> _Do this_
Go through the listing below and list every line with "field".
=-=-=-=-=
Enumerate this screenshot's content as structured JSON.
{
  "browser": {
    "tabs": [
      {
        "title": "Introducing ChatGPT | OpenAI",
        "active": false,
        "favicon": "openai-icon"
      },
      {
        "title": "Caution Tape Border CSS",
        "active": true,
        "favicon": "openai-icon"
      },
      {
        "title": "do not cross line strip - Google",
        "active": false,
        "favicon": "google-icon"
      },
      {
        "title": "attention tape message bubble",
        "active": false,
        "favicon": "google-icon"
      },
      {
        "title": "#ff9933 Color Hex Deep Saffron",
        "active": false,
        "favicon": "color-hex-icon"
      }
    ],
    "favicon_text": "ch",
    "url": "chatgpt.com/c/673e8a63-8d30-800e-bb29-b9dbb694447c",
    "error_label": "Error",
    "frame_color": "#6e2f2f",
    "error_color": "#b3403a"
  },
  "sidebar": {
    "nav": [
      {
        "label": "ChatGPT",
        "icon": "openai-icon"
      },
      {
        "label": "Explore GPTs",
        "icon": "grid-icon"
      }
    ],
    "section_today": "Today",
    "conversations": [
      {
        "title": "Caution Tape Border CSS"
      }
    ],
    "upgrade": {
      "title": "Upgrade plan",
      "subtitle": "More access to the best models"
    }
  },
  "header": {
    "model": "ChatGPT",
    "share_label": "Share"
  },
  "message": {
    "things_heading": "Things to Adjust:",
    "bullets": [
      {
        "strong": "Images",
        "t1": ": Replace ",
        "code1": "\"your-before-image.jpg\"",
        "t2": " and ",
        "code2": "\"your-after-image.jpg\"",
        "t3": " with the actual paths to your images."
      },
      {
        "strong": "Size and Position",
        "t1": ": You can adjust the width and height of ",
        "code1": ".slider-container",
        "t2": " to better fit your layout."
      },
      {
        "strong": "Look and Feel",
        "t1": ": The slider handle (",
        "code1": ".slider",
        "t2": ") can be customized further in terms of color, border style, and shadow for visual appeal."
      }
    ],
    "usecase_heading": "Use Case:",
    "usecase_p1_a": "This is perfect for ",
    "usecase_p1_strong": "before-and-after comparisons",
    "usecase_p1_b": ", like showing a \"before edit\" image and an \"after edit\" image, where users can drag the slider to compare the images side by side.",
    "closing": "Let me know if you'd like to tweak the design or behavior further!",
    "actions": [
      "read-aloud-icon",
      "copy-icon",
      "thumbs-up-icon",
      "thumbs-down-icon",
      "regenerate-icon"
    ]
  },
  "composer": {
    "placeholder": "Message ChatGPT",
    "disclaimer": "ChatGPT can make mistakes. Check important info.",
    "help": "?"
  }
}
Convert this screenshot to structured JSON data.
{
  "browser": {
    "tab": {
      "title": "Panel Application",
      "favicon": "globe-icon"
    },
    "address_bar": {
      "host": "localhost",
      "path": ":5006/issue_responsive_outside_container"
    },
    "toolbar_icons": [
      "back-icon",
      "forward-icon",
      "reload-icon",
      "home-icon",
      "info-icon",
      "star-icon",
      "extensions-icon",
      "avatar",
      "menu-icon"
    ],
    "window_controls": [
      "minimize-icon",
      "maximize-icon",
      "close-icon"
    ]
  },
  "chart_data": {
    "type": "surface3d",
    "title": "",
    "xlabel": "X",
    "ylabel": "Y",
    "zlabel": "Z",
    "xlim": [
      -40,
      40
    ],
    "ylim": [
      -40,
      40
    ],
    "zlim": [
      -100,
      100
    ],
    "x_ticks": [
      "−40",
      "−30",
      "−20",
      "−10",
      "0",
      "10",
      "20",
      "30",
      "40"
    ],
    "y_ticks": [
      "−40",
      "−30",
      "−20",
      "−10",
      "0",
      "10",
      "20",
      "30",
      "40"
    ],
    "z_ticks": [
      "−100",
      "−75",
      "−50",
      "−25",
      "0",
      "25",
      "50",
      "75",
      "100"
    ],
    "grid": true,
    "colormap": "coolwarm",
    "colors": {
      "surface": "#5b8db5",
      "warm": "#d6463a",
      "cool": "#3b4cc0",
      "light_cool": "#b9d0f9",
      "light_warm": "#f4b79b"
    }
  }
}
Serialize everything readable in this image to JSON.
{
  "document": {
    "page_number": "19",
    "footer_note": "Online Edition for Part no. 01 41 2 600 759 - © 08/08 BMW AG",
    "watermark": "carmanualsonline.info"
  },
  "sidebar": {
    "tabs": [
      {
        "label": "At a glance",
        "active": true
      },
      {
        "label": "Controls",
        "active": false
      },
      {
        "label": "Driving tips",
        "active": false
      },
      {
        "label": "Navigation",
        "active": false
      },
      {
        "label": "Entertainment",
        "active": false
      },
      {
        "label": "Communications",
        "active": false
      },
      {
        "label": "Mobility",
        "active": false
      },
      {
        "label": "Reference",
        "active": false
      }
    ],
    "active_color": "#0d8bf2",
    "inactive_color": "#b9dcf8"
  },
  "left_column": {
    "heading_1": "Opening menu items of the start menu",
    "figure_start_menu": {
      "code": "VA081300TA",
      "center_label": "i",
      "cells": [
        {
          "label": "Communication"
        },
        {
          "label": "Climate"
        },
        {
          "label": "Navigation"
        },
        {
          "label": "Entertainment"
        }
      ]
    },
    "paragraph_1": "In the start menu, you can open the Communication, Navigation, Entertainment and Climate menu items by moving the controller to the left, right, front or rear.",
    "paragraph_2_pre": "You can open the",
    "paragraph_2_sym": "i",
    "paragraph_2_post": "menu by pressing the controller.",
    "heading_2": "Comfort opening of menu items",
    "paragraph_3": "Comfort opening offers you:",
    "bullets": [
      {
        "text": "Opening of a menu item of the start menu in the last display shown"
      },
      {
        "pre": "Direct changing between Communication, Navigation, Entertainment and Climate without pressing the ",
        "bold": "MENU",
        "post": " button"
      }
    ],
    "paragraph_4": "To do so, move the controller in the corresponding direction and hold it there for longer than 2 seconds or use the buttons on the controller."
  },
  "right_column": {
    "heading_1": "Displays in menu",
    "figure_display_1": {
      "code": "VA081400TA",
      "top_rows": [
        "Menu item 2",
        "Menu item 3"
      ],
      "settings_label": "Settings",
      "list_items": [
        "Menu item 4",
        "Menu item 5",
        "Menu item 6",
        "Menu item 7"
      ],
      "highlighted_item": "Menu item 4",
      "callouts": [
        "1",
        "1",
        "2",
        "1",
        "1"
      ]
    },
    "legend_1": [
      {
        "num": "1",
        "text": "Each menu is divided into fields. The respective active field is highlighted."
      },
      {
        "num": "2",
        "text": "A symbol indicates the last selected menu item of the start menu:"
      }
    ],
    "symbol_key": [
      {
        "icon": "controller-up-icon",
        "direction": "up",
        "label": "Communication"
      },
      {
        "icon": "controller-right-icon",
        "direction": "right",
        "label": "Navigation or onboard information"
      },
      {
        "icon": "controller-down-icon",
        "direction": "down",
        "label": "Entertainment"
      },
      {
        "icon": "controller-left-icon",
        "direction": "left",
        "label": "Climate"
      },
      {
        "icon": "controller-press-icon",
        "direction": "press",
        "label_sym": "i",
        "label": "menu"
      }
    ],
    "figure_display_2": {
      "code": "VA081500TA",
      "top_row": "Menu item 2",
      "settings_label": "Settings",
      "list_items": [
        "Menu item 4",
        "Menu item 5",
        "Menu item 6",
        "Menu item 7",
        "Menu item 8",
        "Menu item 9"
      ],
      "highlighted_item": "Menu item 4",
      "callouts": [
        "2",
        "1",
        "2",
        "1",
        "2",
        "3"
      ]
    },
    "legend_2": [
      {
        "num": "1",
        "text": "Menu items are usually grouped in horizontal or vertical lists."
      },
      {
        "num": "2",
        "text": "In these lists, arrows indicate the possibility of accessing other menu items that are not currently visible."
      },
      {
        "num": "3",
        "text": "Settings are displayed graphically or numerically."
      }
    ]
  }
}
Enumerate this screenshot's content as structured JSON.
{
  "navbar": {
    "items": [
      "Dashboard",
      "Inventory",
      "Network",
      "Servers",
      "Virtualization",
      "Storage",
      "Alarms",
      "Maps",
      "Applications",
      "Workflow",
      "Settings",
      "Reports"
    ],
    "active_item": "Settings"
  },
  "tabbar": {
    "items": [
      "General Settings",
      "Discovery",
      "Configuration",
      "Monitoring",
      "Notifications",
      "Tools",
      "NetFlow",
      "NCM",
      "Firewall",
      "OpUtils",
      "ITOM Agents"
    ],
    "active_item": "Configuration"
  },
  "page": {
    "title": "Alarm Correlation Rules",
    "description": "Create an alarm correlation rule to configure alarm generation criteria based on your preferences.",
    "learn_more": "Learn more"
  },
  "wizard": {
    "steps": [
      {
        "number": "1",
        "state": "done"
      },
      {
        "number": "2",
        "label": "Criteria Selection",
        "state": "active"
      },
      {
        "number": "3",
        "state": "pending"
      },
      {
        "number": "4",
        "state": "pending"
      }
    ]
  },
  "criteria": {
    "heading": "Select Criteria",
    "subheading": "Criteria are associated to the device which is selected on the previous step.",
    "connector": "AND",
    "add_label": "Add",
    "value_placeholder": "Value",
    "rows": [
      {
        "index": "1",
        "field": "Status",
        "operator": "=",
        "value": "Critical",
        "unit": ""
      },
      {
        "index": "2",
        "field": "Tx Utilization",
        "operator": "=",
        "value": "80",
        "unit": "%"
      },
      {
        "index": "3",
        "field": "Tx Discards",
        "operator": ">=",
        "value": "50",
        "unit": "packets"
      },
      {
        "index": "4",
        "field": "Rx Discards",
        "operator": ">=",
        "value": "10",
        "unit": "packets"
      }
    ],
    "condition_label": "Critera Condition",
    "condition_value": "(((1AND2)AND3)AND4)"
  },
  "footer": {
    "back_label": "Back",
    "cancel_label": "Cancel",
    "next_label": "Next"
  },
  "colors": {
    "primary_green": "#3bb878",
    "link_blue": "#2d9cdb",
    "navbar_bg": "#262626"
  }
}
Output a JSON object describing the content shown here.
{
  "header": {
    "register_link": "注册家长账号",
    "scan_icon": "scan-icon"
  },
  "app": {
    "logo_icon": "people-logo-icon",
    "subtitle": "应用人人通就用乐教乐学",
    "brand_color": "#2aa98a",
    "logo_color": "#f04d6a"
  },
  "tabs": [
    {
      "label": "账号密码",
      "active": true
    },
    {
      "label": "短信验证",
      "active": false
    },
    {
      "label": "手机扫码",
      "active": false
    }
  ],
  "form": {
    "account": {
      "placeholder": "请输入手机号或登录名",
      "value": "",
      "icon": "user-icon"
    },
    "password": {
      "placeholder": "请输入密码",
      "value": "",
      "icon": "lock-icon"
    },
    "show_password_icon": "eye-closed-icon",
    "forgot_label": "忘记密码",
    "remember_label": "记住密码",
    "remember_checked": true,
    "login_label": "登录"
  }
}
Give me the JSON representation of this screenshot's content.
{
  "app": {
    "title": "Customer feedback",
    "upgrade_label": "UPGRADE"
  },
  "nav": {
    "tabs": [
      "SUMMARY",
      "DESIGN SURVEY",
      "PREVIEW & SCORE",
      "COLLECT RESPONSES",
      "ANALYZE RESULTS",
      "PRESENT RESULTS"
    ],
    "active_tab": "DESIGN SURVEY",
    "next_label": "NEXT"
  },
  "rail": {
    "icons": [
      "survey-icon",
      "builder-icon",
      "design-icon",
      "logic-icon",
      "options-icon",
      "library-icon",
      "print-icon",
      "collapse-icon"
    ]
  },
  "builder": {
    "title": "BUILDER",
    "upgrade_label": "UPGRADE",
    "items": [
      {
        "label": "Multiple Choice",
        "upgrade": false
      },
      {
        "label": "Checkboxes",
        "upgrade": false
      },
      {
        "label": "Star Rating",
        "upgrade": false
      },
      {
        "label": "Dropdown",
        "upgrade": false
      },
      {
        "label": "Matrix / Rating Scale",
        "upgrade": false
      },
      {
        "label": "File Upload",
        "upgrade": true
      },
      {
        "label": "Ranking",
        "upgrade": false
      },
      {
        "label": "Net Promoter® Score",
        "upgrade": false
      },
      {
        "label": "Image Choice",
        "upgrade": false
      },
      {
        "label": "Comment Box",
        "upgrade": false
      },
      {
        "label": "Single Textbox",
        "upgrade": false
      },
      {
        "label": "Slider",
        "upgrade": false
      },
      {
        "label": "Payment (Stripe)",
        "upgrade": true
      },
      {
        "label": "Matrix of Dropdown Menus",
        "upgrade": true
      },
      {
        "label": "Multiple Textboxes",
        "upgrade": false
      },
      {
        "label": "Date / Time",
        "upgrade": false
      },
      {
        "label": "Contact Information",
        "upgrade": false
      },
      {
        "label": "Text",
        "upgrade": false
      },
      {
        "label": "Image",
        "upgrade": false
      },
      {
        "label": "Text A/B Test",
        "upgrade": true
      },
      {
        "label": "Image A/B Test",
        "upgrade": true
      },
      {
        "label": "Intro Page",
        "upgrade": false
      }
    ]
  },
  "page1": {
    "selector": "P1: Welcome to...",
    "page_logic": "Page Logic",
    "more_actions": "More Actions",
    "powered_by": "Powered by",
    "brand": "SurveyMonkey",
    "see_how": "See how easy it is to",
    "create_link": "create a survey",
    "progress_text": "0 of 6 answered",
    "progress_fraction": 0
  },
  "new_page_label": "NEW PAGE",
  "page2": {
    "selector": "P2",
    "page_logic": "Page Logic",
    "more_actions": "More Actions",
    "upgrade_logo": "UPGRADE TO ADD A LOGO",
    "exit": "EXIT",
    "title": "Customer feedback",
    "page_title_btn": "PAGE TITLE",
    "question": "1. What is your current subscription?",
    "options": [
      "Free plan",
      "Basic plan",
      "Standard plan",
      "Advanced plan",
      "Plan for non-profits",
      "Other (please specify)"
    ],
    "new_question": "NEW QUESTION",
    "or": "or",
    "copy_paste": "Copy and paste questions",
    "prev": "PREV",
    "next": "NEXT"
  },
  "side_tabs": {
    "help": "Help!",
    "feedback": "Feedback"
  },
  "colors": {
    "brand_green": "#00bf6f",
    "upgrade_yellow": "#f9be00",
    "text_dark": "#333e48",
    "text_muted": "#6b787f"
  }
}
=-=-=-=-=
> _Result of the exercise_
        "text": "Each menu is divided into fields. The respective active field is highlighted."
        "field": "Status",
        "field": "Tx Utilization",
        "field": "Tx Discards",
        "field": "Rx Discards",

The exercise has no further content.